Listing =
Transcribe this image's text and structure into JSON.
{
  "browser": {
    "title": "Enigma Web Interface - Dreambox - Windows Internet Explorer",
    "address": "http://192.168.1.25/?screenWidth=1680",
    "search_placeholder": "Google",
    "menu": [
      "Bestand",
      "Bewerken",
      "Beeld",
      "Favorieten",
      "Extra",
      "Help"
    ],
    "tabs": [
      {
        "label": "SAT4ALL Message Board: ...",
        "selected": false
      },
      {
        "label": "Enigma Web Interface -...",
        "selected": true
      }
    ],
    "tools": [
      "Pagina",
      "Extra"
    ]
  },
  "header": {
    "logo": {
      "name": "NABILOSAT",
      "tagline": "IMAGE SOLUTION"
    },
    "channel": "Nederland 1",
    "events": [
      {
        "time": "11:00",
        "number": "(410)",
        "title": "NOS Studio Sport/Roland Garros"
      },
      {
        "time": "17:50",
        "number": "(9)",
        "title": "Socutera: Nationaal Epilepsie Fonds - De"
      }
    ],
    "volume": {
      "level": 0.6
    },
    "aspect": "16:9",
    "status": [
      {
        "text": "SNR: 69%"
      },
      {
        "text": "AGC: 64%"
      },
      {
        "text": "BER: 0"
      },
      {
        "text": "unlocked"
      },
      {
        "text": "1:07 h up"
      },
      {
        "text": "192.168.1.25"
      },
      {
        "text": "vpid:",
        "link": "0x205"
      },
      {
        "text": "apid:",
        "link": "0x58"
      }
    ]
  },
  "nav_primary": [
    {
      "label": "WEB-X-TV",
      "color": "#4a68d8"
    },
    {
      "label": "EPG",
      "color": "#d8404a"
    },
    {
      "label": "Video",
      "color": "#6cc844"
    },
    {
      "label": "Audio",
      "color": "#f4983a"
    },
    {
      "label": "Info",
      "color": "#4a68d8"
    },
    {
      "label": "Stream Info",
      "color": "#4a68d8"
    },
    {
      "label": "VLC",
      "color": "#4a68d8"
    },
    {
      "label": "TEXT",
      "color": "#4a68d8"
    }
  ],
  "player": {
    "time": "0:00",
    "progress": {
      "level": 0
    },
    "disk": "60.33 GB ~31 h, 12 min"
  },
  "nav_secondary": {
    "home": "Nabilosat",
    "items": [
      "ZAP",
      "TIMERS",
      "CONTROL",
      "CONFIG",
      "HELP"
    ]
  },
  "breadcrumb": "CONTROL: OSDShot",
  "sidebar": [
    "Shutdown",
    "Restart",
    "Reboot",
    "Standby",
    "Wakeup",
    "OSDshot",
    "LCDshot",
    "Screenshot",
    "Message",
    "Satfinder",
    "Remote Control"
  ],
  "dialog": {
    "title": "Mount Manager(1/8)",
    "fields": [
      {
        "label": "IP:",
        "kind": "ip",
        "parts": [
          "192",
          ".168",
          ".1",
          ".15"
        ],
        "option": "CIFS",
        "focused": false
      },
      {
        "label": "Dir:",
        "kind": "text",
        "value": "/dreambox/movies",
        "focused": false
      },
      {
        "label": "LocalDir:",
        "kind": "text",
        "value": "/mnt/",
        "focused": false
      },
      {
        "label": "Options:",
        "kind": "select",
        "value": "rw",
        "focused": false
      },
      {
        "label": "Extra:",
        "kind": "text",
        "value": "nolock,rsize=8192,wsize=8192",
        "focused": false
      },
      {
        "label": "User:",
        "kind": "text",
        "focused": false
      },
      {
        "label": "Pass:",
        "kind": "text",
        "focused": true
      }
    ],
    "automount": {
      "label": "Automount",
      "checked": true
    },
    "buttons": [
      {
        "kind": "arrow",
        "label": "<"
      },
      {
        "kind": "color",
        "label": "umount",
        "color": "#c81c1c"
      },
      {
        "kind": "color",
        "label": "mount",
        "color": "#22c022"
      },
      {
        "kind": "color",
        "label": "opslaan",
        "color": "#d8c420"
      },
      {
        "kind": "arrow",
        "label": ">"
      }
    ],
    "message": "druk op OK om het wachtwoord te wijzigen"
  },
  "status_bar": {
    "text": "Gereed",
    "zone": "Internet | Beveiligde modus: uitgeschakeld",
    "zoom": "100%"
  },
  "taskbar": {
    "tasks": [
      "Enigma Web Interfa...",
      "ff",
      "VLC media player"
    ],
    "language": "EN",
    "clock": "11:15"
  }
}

Brief =
Reproduce the listing above verbatim, from first line to last.

Final result =
Transcribe this image's text and structure into JSON.
{
  "browser": {
    "title": "Enigma Web Interface - Dreambox - Windows Internet Explorer",
    "address": "http://192.168.1.25/?screenWidth=1680",
    "search_placeholder": "Google",
    "menu": [
      "Bestand",
      "Bewerken",
      "Beeld",
      "Favorieten",
      "Extra",
      "Help"
    ],
    "tabs": [
      {
        "label": "SAT4ALL Message Board: ...",
        "selected": false
      },
      {
        "label": "Enigma Web Interface -...",
        "selected": true
      }
    ],
    "tools": [
      "Pagina",
      "Extra"
    ]
  },
  "header": {
    "logo": {
      "name": "NABILOSAT",
      "tagline": "IMAGE SOLUTION"
    },
    "channel": "Nederland 1",
    "events": [
      {
        "time": "11:00",
        "number": "(410)",
        "title": "NOS Studio Sport/Roland Garros"
      },
      {
        "time": "17:50",
        "number": "(9)",
        "title": "Socutera: Nationaal Epilepsie Fonds - De"
      }
    ],
    "volume": {
      "level": 0.6
    },
    "aspect": "16:9",
    "status": [
      {
        "text": "SNR: 69%"
      },
      {
        "text": "AGC: 64%"
      },
      {
        "text": "BER: 0"
      },
      {
        "text": "unlocked"
      },
      {
        "text": "1:07 h up"
      },
      {
        "text": "192.168.1.25"
      },
      {
        "text": "vpid:",
        "link": "0x205"
      },
      {
        "text": "apid:",
        "link": "0x58"
      }
    ]
  },
  "nav_primary": [
    {
      "label": "WEB-X-TV",
      "color": "#4a68d8"
    },
    {
      "label": "EPG",
      "color": "#d8404a"
    },
    {
      "label": "Video",
      "color": "#6cc844"
    },
    {
      "label": "Audio",
      "color": "#f4983a"
    },
    {
      "label": "Info",
      "color": "#4a68d8"
    },
    {
      "label": "Stream Info",
      "color": "#4a68d8"
    },
    {
      "label": "VLC",
      "color": "#4a68d8"
    },
    {
      "label": "TEXT",
      "color": "#4a68d8"
    }
  ],
  "player": {
    "time": "0:00",
    "progress": {
      "level": 0
    },
    "disk": "60.33 GB ~31 h, 12 min"
  },
  "nav_secondary": {
    "home": "Nabilosat",
    "items": [
      "ZAP",
      "TIMERS",
      "CONTROL",
      "CONFIG",
      "HELP"
    ]
  },
  "breadcrumb": "CONTROL: OSDShot",
  "sidebar": [
    "Shutdown",
    "Restart",
    "Reboot",
    "Standby",
    "Wakeup",
    "OSDshot",
    "LCDshot",
    "Screenshot",
    "Message",
    "Satfinder",
    "Remote Control"
  ],
  "dialog": {
    "title": "Mount Manager(1/8)",
    "fields": [
      {
        "label": "IP:",
        "kind": "ip",
        "parts": [
          "192",
          ".168",
          ".1",
          ".15"
        ],
        "option": "CIFS",
        "focused": false
      },
      {
        "label": "Dir:",
        "kind": "text",
        "value": "/dreambox/movies",
        "focused": false
      },
      {
        "label": "LocalDir:",
        "kind": "text",
        "value": "/mnt/",
        "focused": false
      },
      {
        "label": "Options:",
        "kind": "select",
        "value": "rw",
        "focused": false
      },
      {
        "label": "Extra:",
        "kind": "text",
        "value": "nolock,rsize=8192,wsize=8192",
        "focused": false
      },
      {
        "label": "User:",
        "kind": "text",
        "focused": false
      },
      {
        "label": "Pass:",
        "kind": "text",
        "focused": true
      }
    ],
    "automount": {
      "label": "Automount",
      "checked": true
    },
    "buttons": [
      {
        "kind": "arrow",
        "label": "<"
      },
      {
        "kind": "color",
        "label": "umount",
        "color": "#c81c1c"
      },
      {
        "kind": "color",
        "label": "mount",
        "color": "#22c022"
      },
      {
        "kind": "color",
        "label": "opslaan",
        "color": "#d8c420"
      },
      {
        "kind": "arrow",
        "label": ">"
      }
    ],
    "message": "druk op OK om het wachtwoord te wijzigen"
  },
  "status_bar": {
    "text": "Gereed",
    "zone": "Internet | Beveiligde modus: uitgeschakeld",
    "zoom": "100%"
  },
  "taskbar": {
    "tasks": [
      "Enigma Web Interfa...",
      "ff",
      "VLC media player"
    ],
    "language": "EN",
    "clock": "11:15"
  }
}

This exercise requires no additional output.